*Problem requirements*:
Locate the lines of the listing below that hold "Output", then copy each of them.

*Stored data*:
★ ★ ★ ★

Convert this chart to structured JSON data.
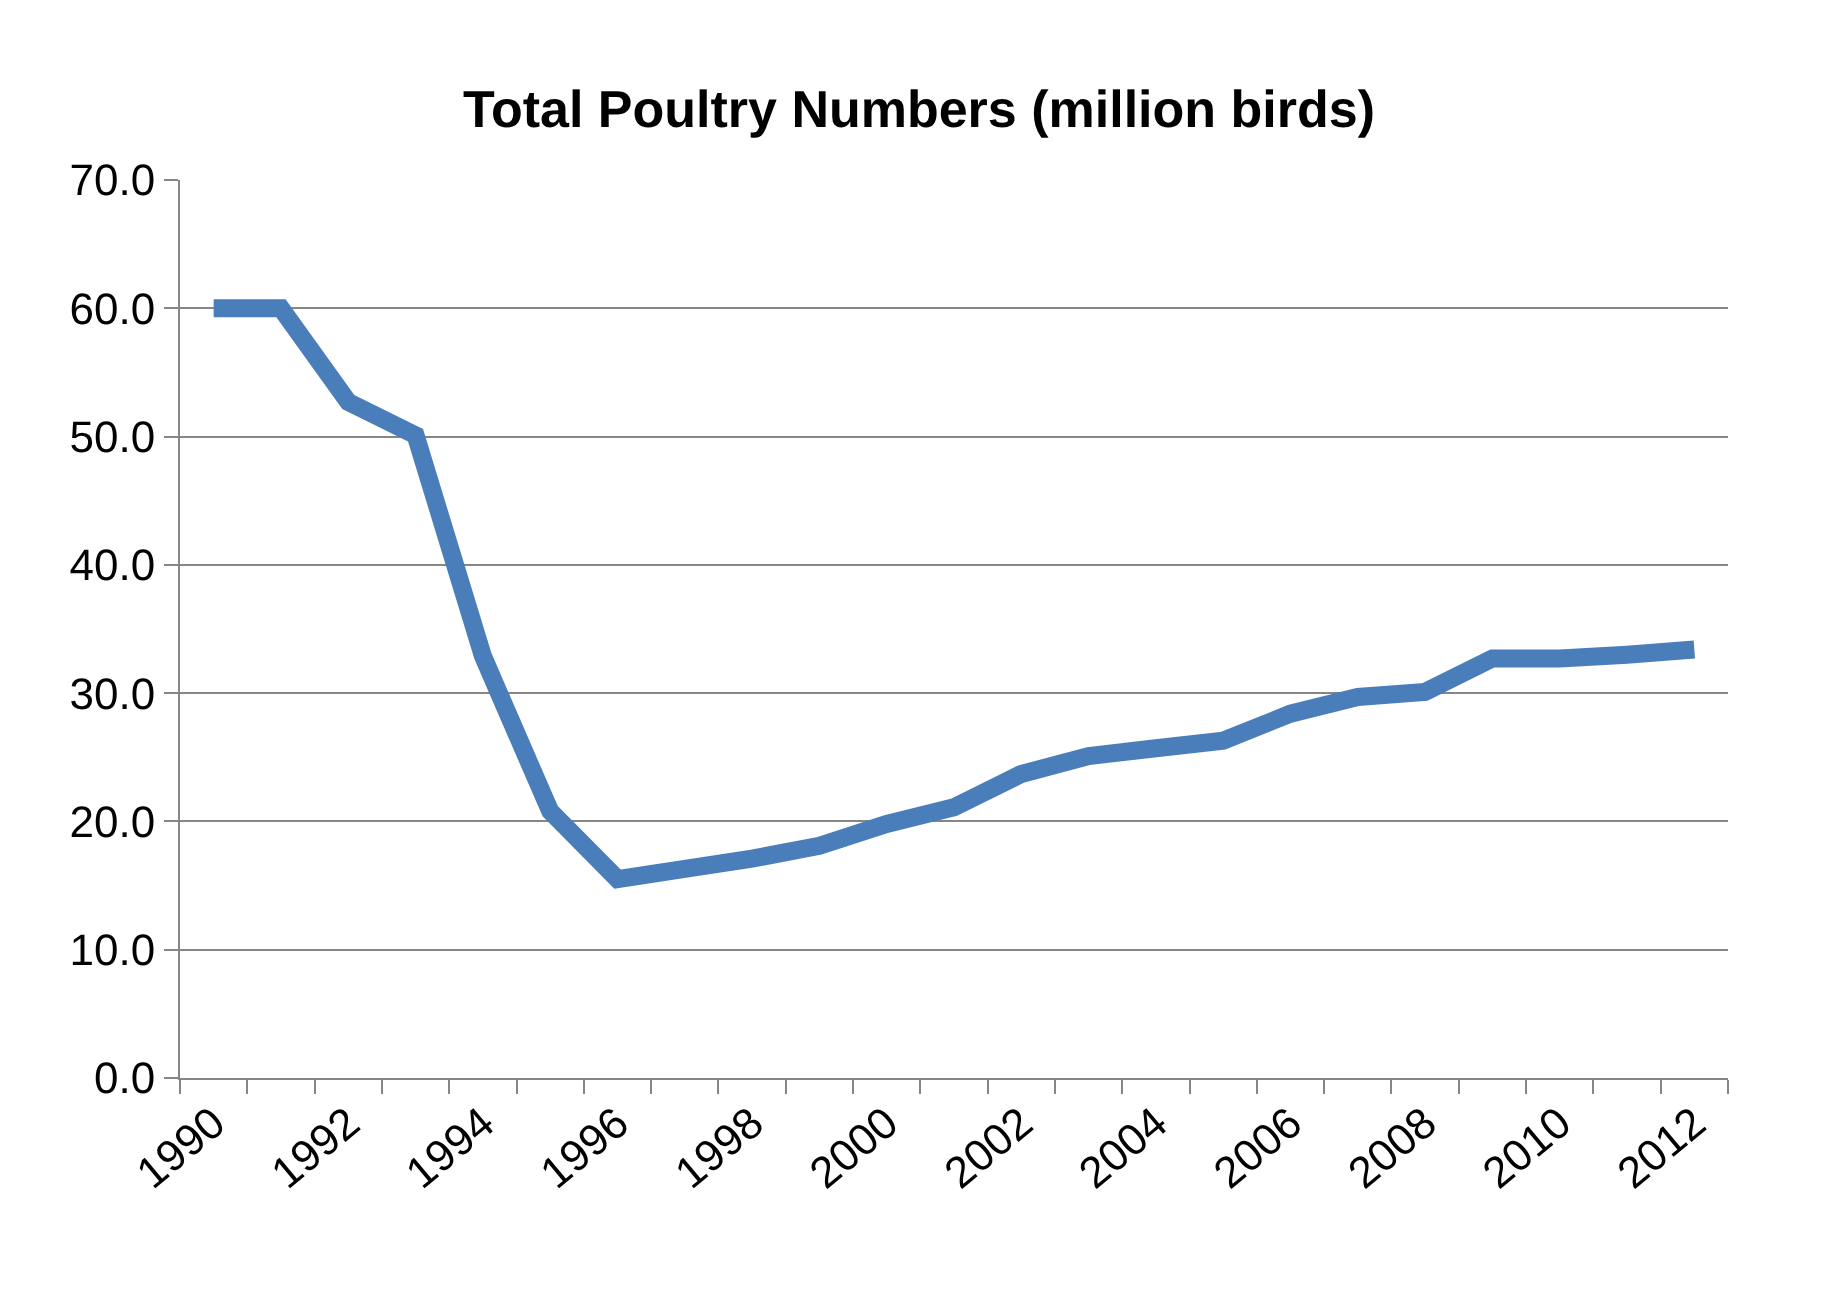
{
  "chart_data": {
    "type": "line",
    "title": "Total Poultry Numbers (million birds)",
    "categories": [
      "1990",
      null,
      "1992",
      null,
      "1994",
      null,
      "1996",
      null,
      "1998",
      null,
      "2000",
      null,
      "2002",
      null,
      "2004",
      null,
      "2006",
      null,
      "2008",
      null,
      "2010",
      null,
      "2012"
    ],
    "series": [
      {
        "color": "#4a7ebb",
        "values": [
          60,
          60,
          52.7,
          50.1,
          32.9,
          20.8,
          15.5,
          16.3,
          17.1,
          18.1,
          19.8,
          21.1,
          23.7,
          25.1,
          25.7,
          26.3,
          28.4,
          29.7,
          30.1,
          32.7,
          32.7,
          33.0,
          33.4
        ]
      }
    ],
    "ylim": [
      0,
      70
    ],
    "yticks": [
      {
        "value": 0,
        "label": "0.0"
      },
      {
        "value": 10,
        "label": "10.0"
      },
      {
        "value": 20,
        "label": "20.0"
      },
      {
        "value": 30,
        "label": "30.0"
      },
      {
        "value": 40,
        "label": "40.0"
      },
      {
        "value": 50,
        "label": "50.0"
      },
      {
        "value": 60,
        "label": "60.0"
      },
      {
        "value": 70,
        "label": "70.0"
      }
    ],
    "grid": "y",
    "legend": false,
    "marker": "none",
    "line_style": "solid"
  }
}
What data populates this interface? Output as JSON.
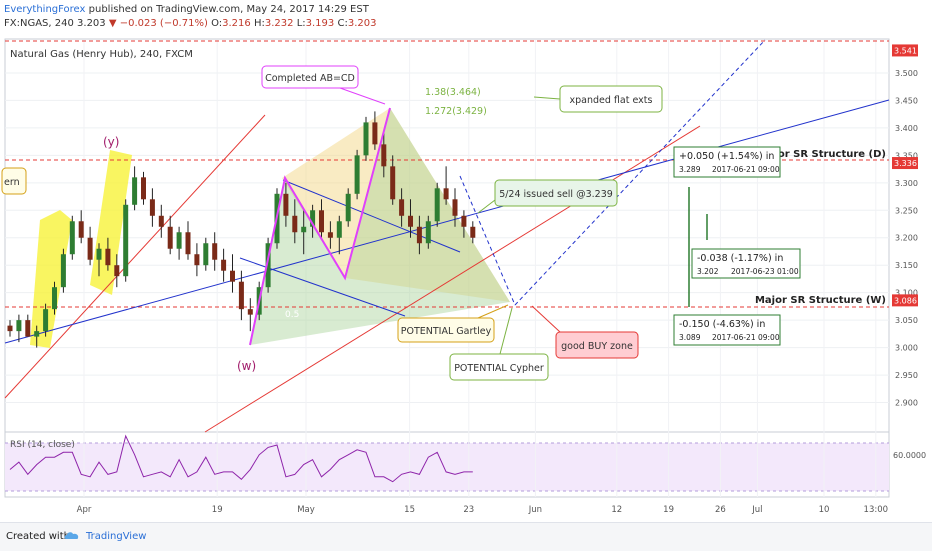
{
  "header": {
    "author": "EverythingForex",
    "published": " published on TradingView.com, May 24, 2017 14:29 EST",
    "symbol": "FX:NGAS, 240",
    "last": "3.203",
    "change": "▼ −0.023 (−0.71%)",
    "o_label": "O:",
    "o": "3.216",
    "h_label": "H:",
    "h": "3.232",
    "l_label": "L:",
    "l": "3.193",
    "c_label": "C:",
    "c": "3.203"
  },
  "footer": {
    "created": "Created with",
    "brand": "TradingView"
  },
  "colors": {
    "up": "#2e7d32",
    "down": "#7a2a18",
    "pattern": "#e040fb",
    "rsi": "#9c27b0",
    "support": "#d32f2f",
    "trend": "#2233cc"
  },
  "chart_data": {
    "type": "candlestick",
    "title": "Natural Gas (Henry Hub), 240, FXCM",
    "x_ticks": [
      {
        "label": "Apr",
        "t": 0
      },
      {
        "label": "19",
        "t": 18
      },
      {
        "label": "May",
        "t": 30
      },
      {
        "label": "15",
        "t": 44
      },
      {
        "label": "23",
        "t": 52
      },
      {
        "label": "Jun",
        "t": 61
      },
      {
        "label": "12",
        "t": 72
      },
      {
        "label": "19",
        "t": 79
      },
      {
        "label": "26",
        "t": 86
      },
      {
        "label": "Jul",
        "t": 91
      },
      {
        "label": "10",
        "t": 100
      },
      {
        "label": "13:00",
        "t": 107
      }
    ],
    "price_ticks": [
      "3.500",
      "3.450",
      "3.400",
      "3.350",
      "3.300",
      "3.250",
      "3.200",
      "3.150",
      "3.100",
      "3.050",
      "3.000",
      "2.950",
      "2.900"
    ],
    "price_range": [
      2.85,
      3.56
    ],
    "price_labels": [
      {
        "text": "3.541",
        "value": 3.541
      },
      {
        "text": "3.336",
        "value": 3.336
      },
      {
        "text": "3.086",
        "value": 3.086
      }
    ],
    "rsi": {
      "label": "RSI (14, close)",
      "tick": "60.0000"
    },
    "ohlc": [
      [
        3.04,
        3.05,
        3.02,
        3.03
      ],
      [
        3.03,
        3.06,
        3.01,
        3.05
      ],
      [
        3.05,
        3.06,
        3.02,
        3.02
      ],
      [
        3.02,
        3.04,
        3.0,
        3.03
      ],
      [
        3.03,
        3.08,
        3.02,
        3.07
      ],
      [
        3.07,
        3.12,
        3.06,
        3.11
      ],
      [
        3.11,
        3.18,
        3.1,
        3.17
      ],
      [
        3.17,
        3.24,
        3.16,
        3.23
      ],
      [
        3.23,
        3.25,
        3.19,
        3.2
      ],
      [
        3.2,
        3.22,
        3.15,
        3.16
      ],
      [
        3.16,
        3.19,
        3.13,
        3.18
      ],
      [
        3.18,
        3.2,
        3.14,
        3.15
      ],
      [
        3.15,
        3.17,
        3.11,
        3.13
      ],
      [
        3.13,
        3.27,
        3.12,
        3.26
      ],
      [
        3.26,
        3.33,
        3.25,
        3.31
      ],
      [
        3.31,
        3.32,
        3.26,
        3.27
      ],
      [
        3.27,
        3.29,
        3.22,
        3.24
      ],
      [
        3.24,
        3.26,
        3.2,
        3.22
      ],
      [
        3.22,
        3.24,
        3.17,
        3.18
      ],
      [
        3.18,
        3.22,
        3.16,
        3.21
      ],
      [
        3.21,
        3.23,
        3.16,
        3.17
      ],
      [
        3.17,
        3.19,
        3.13,
        3.15
      ],
      [
        3.15,
        3.2,
        3.14,
        3.19
      ],
      [
        3.19,
        3.21,
        3.14,
        3.16
      ],
      [
        3.16,
        3.18,
        3.12,
        3.14
      ],
      [
        3.14,
        3.17,
        3.1,
        3.12
      ],
      [
        3.12,
        3.14,
        3.05,
        3.07
      ],
      [
        3.07,
        3.09,
        3.03,
        3.06
      ],
      [
        3.06,
        3.12,
        3.05,
        3.11
      ],
      [
        3.11,
        3.2,
        3.1,
        3.19
      ],
      [
        3.19,
        3.29,
        3.18,
        3.28
      ],
      [
        3.28,
        3.3,
        3.22,
        3.24
      ],
      [
        3.24,
        3.27,
        3.19,
        3.21
      ],
      [
        3.21,
        3.25,
        3.17,
        3.22
      ],
      [
        3.22,
        3.26,
        3.2,
        3.25
      ],
      [
        3.25,
        3.27,
        3.2,
        3.21
      ],
      [
        3.21,
        3.23,
        3.18,
        3.2
      ],
      [
        3.2,
        3.24,
        3.17,
        3.23
      ],
      [
        3.23,
        3.29,
        3.22,
        3.28
      ],
      [
        3.28,
        3.36,
        3.27,
        3.35
      ],
      [
        3.35,
        3.42,
        3.34,
        3.41
      ],
      [
        3.41,
        3.43,
        3.36,
        3.37
      ],
      [
        3.37,
        3.39,
        3.31,
        3.33
      ],
      [
        3.33,
        3.35,
        3.26,
        3.27
      ],
      [
        3.27,
        3.29,
        3.22,
        3.24
      ],
      [
        3.24,
        3.27,
        3.2,
        3.22
      ],
      [
        3.22,
        3.24,
        3.17,
        3.19
      ],
      [
        3.19,
        3.24,
        3.18,
        3.23
      ],
      [
        3.23,
        3.3,
        3.22,
        3.29
      ],
      [
        3.29,
        3.33,
        3.26,
        3.27
      ],
      [
        3.27,
        3.29,
        3.22,
        3.24
      ],
      [
        3.24,
        3.25,
        3.2,
        3.22
      ],
      [
        3.22,
        3.23,
        3.19,
        3.2
      ]
    ],
    "annotations": [
      {
        "id": "completed-abcd",
        "text": "Completed AB=CD"
      },
      {
        "id": "fib-138",
        "text": "1.38(3.464)"
      },
      {
        "id": "fib-1272",
        "text": "1.272(3.429)"
      },
      {
        "id": "expanded-flat",
        "text": "xpanded flat exts"
      },
      {
        "id": "issued-sell",
        "text": "5/24 issued sell @3.239"
      },
      {
        "id": "potential-gartley",
        "text": "POTENTIAL Gartley"
      },
      {
        "id": "potential-cypher",
        "text": "POTENTIAL Cypher"
      },
      {
        "id": "good-buy-zone",
        "text": "good BUY zone"
      },
      {
        "id": "wave-y",
        "text": "(y)"
      },
      {
        "id": "wave-w",
        "text": "(w)"
      },
      {
        "id": "pattern-left",
        "text": "ern"
      },
      {
        "id": "major-sr-d",
        "text": "Major SR Structure (D)"
      },
      {
        "id": "major-sr-w",
        "text": "Major SR Structure (W)"
      },
      {
        "id": "fib-05",
        "text": "0.5"
      }
    ],
    "measure_boxes": [
      {
        "id": "m1",
        "line1": "+0.050 (+1.54%) in",
        "price": "3.289",
        "date": "2017-06-21  09:00"
      },
      {
        "id": "m2",
        "line1": "-0.038 (-1.17%) in",
        "price": "3.202",
        "date": "2017-06-23  01:00"
      },
      {
        "id": "m3",
        "line1": "-0.150 (-4.63%) in",
        "price": "3.089",
        "date": "2017-06-21  09:00"
      }
    ]
  }
}
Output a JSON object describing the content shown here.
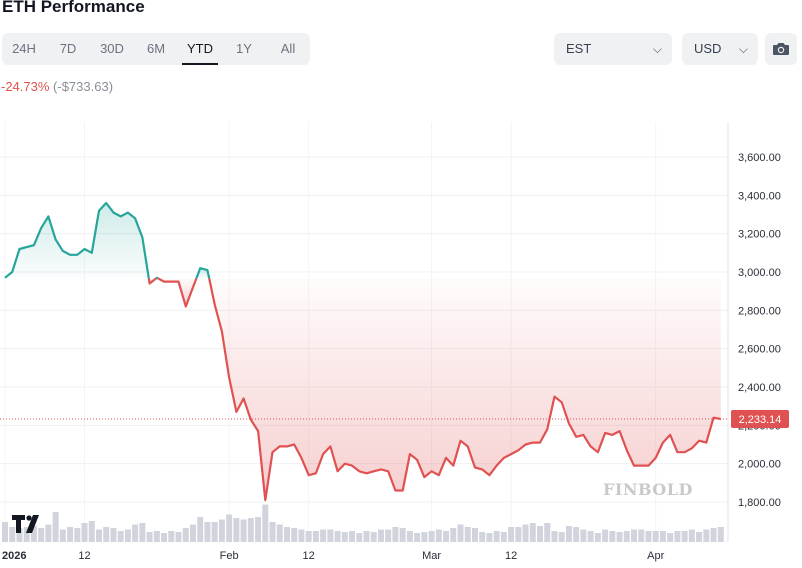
{
  "header": {
    "title": "ETH Performance"
  },
  "range_tabs": [
    {
      "label": "24H"
    },
    {
      "label": "7D"
    },
    {
      "label": "30D"
    },
    {
      "label": "6M"
    },
    {
      "label": "YTD",
      "active": true
    },
    {
      "label": "1Y"
    },
    {
      "label": "All"
    }
  ],
  "timezone_select": {
    "value": "EST"
  },
  "currency_select": {
    "value": "USD"
  },
  "camera_button": {
    "icon": "camera-icon"
  },
  "performance": {
    "change_pct": "-24.73%",
    "change_abs": "(-$733.63)"
  },
  "watermark": "FINBOLD",
  "colors": {
    "up": "#26a69a",
    "down": "#e05252",
    "volume": "#d1d4dc",
    "price_label_bg": "#e05252"
  },
  "chart_data": {
    "type": "line",
    "title": "",
    "xlabel": "",
    "ylabel": "",
    "ylim": [
      1700,
      3700
    ],
    "y_ticks": [
      1800,
      2000,
      2200,
      2400,
      2600,
      2800,
      3000,
      3200,
      3400,
      3600
    ],
    "y_tick_labels": [
      "1,800.00",
      "2,000.00",
      "2,200.00",
      "2,400.00",
      "2,600.00",
      "2,800.00",
      "3,000.00",
      "3,200.00",
      "3,400.00",
      "3,600.00"
    ],
    "x_ticks": [
      {
        "date": "2026-01-01",
        "label": "2026",
        "bold": true
      },
      {
        "date": "2026-01-12",
        "label": "12"
      },
      {
        "date": "2026-02-01",
        "label": "Feb"
      },
      {
        "date": "2026-02-12",
        "label": "12"
      },
      {
        "date": "2026-03-01",
        "label": "Mar"
      },
      {
        "date": "2026-03-12",
        "label": "12"
      },
      {
        "date": "2026-04-01",
        "label": "Apr"
      }
    ],
    "baseline": 2966.77,
    "last_price": 2233.14,
    "last_price_label": "2,233.14",
    "grid": true,
    "series": [
      {
        "points": [
          [
            "2026-01-01",
            2970
          ],
          [
            "2026-01-02",
            3000
          ],
          [
            "2026-01-03",
            3120
          ],
          [
            "2026-01-04",
            3130
          ],
          [
            "2026-01-05",
            3140
          ],
          [
            "2026-01-06",
            3230
          ],
          [
            "2026-01-07",
            3290
          ],
          [
            "2026-01-08",
            3170
          ],
          [
            "2026-01-09",
            3110
          ],
          [
            "2026-01-10",
            3090
          ],
          [
            "2026-01-11",
            3090
          ],
          [
            "2026-01-12",
            3120
          ],
          [
            "2026-01-13",
            3100
          ],
          [
            "2026-01-14",
            3320
          ],
          [
            "2026-01-15",
            3360
          ],
          [
            "2026-01-16",
            3310
          ],
          [
            "2026-01-17",
            3290
          ],
          [
            "2026-01-18",
            3310
          ],
          [
            "2026-01-19",
            3280
          ],
          [
            "2026-01-20",
            3180
          ],
          [
            "2026-01-21",
            2940
          ],
          [
            "2026-01-22",
            2970
          ],
          [
            "2026-01-23",
            2950
          ],
          [
            "2026-01-24",
            2950
          ],
          [
            "2026-01-25",
            2950
          ],
          [
            "2026-01-26",
            2820
          ],
          [
            "2026-01-27",
            2920
          ],
          [
            "2026-01-28",
            3020
          ],
          [
            "2026-01-29",
            3010
          ],
          [
            "2026-01-30",
            2830
          ],
          [
            "2026-01-31",
            2690
          ],
          [
            "2026-02-01",
            2450
          ],
          [
            "2026-02-02",
            2270
          ],
          [
            "2026-02-03",
            2340
          ],
          [
            "2026-02-04",
            2230
          ],
          [
            "2026-02-05",
            2170
          ],
          [
            "2026-02-06",
            1810
          ],
          [
            "2026-02-07",
            2060
          ],
          [
            "2026-02-08",
            2090
          ],
          [
            "2026-02-09",
            2090
          ],
          [
            "2026-02-10",
            2100
          ],
          [
            "2026-02-11",
            2030
          ],
          [
            "2026-02-12",
            1940
          ],
          [
            "2026-02-13",
            1950
          ],
          [
            "2026-02-14",
            2050
          ],
          [
            "2026-02-15",
            2090
          ],
          [
            "2026-02-16",
            1960
          ],
          [
            "2026-02-17",
            2000
          ],
          [
            "2026-02-18",
            1990
          ],
          [
            "2026-02-19",
            1960
          ],
          [
            "2026-02-20",
            1950
          ],
          [
            "2026-02-21",
            1960
          ],
          [
            "2026-02-22",
            1970
          ],
          [
            "2026-02-23",
            1960
          ],
          [
            "2026-02-24",
            1860
          ],
          [
            "2026-02-25",
            1860
          ],
          [
            "2026-02-26",
            2050
          ],
          [
            "2026-02-27",
            2020
          ],
          [
            "2026-02-28",
            1930
          ],
          [
            "2026-03-01",
            1960
          ],
          [
            "2026-03-02",
            1940
          ],
          [
            "2026-03-03",
            2030
          ],
          [
            "2026-03-04",
            1990
          ],
          [
            "2026-03-05",
            2120
          ],
          [
            "2026-03-06",
            2090
          ],
          [
            "2026-03-07",
            1980
          ],
          [
            "2026-03-08",
            1970
          ],
          [
            "2026-03-09",
            1940
          ],
          [
            "2026-03-10",
            1990
          ],
          [
            "2026-03-11",
            2030
          ],
          [
            "2026-03-12",
            2050
          ],
          [
            "2026-03-13",
            2070
          ],
          [
            "2026-03-14",
            2100
          ],
          [
            "2026-03-15",
            2110
          ],
          [
            "2026-03-16",
            2110
          ],
          [
            "2026-03-17",
            2180
          ],
          [
            "2026-03-18",
            2350
          ],
          [
            "2026-03-19",
            2320
          ],
          [
            "2026-03-20",
            2210
          ],
          [
            "2026-03-21",
            2140
          ],
          [
            "2026-03-22",
            2150
          ],
          [
            "2026-03-23",
            2090
          ],
          [
            "2026-03-24",
            2060
          ],
          [
            "2026-03-25",
            2160
          ],
          [
            "2026-03-26",
            2150
          ],
          [
            "2026-03-27",
            2170
          ],
          [
            "2026-03-28",
            2070
          ],
          [
            "2026-03-29",
            1990
          ],
          [
            "2026-03-30",
            1990
          ],
          [
            "2026-03-31",
            1990
          ],
          [
            "2026-04-01",
            2030
          ],
          [
            "2026-04-02",
            2110
          ],
          [
            "2026-04-03",
            2150
          ],
          [
            "2026-04-04",
            2060
          ],
          [
            "2026-04-05",
            2060
          ],
          [
            "2026-04-06",
            2080
          ],
          [
            "2026-04-07",
            2120
          ],
          [
            "2026-04-08",
            2110
          ],
          [
            "2026-04-09",
            2240
          ],
          [
            "2026-04-10",
            2233.14
          ]
        ],
        "volume": [
          40,
          30,
          28,
          30,
          32,
          28,
          35,
          60,
          25,
          30,
          28,
          38,
          42,
          25,
          30,
          28,
          22,
          25,
          35,
          38,
          20,
          22,
          18,
          22,
          20,
          28,
          35,
          50,
          40,
          40,
          45,
          55,
          48,
          45,
          48,
          50,
          75,
          40,
          35,
          30,
          28,
          25,
          22,
          22,
          25,
          25,
          22,
          20,
          22,
          18,
          22,
          20,
          25,
          25,
          30,
          28,
          22,
          18,
          20,
          22,
          25,
          22,
          28,
          35,
          30,
          28,
          20,
          18,
          22,
          20,
          30,
          30,
          35,
          38,
          32,
          38,
          22,
          20,
          32,
          30,
          25,
          22,
          18,
          25,
          22,
          20,
          22,
          25,
          25,
          22,
          22,
          22,
          18,
          22,
          22,
          25,
          20,
          25,
          28,
          30
        ]
      }
    ]
  }
}
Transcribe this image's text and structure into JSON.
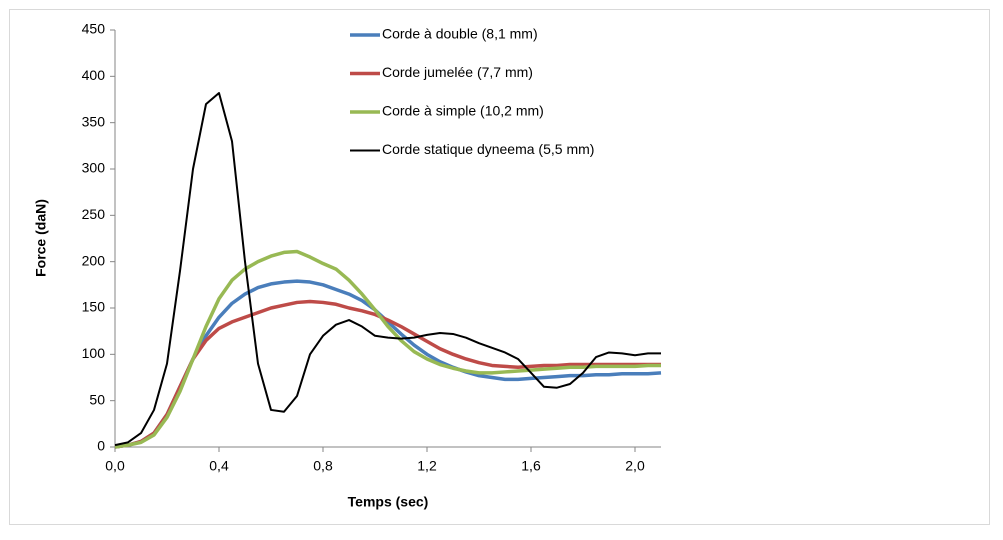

★ ★ ★ ★

*Finished task*:
What data populates this interface? Output as JSON.
Output a JSON object describing the content shown here.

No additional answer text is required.